▶ **TASK DATA**:

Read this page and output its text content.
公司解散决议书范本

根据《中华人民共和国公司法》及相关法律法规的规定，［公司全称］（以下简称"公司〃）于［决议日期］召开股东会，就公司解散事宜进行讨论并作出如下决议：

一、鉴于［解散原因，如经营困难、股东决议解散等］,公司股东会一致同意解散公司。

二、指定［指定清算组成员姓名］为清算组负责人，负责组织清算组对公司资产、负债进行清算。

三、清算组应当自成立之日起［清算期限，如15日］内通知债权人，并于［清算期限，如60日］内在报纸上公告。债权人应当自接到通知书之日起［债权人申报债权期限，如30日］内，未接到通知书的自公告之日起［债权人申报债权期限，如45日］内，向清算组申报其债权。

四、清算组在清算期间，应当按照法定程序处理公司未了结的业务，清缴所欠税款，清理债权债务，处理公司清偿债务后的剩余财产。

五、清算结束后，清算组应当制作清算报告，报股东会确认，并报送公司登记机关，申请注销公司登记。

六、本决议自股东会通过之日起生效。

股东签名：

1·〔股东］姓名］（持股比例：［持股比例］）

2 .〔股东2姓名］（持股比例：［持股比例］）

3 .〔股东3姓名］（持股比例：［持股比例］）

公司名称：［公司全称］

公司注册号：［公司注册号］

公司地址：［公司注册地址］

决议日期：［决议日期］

▶ **WHAT TO DO**:
All of the entries above need to be reproduced exactly.

▶ **OUTPUT FOR THIS TASK**:
Read this page and output its text content.
公司解散决议书范本

根据《中华人民共和国公司法》及相关法律法规的规定，［公司全称］（以下简称"公司〃）于［决议日期］召开股东会，就公司解散事宜进行讨论并作出如下决议：

一、鉴于［解散原因，如经营困难、股东决议解散等］,公司股东会一致同意解散公司。

二、指定［指定清算组成员姓名］为清算组负责人，负责组织清算组对公司资产、负债进行清算。

三、清算组应当自成立之日起［清算期限，如15日］内通知债权人，并于［清算期限，如60日］内在报纸上公告。债权人应当自接到通知书之日起［债权人申报债权期限，如30日］内，未接到通知书的自公告之日起［债权人申报债权期限，如45日］内，向清算组申报其债权。

四、清算组在清算期间，应当按照法定程序处理公司未了结的业务，清缴所欠税款，清理债权债务，处理公司清偿债务后的剩余财产。

五、清算结束后，清算组应当制作清算报告，报股东会确认，并报送公司登记机关，申请注销公司登记。

六、本决议自股东会通过之日起生效。

股东签名：

1·〔股东］姓名］（持股比例：［持股比例］）

2 .〔股东2姓名］（持股比例：［持股比例］）

3 .〔股东3姓名］（持股比例：［持股比例］）

公司名称：［公司全称］

公司注册号：［公司注册号］

公司地址：［公司注册地址］

决议日期：［决议日期］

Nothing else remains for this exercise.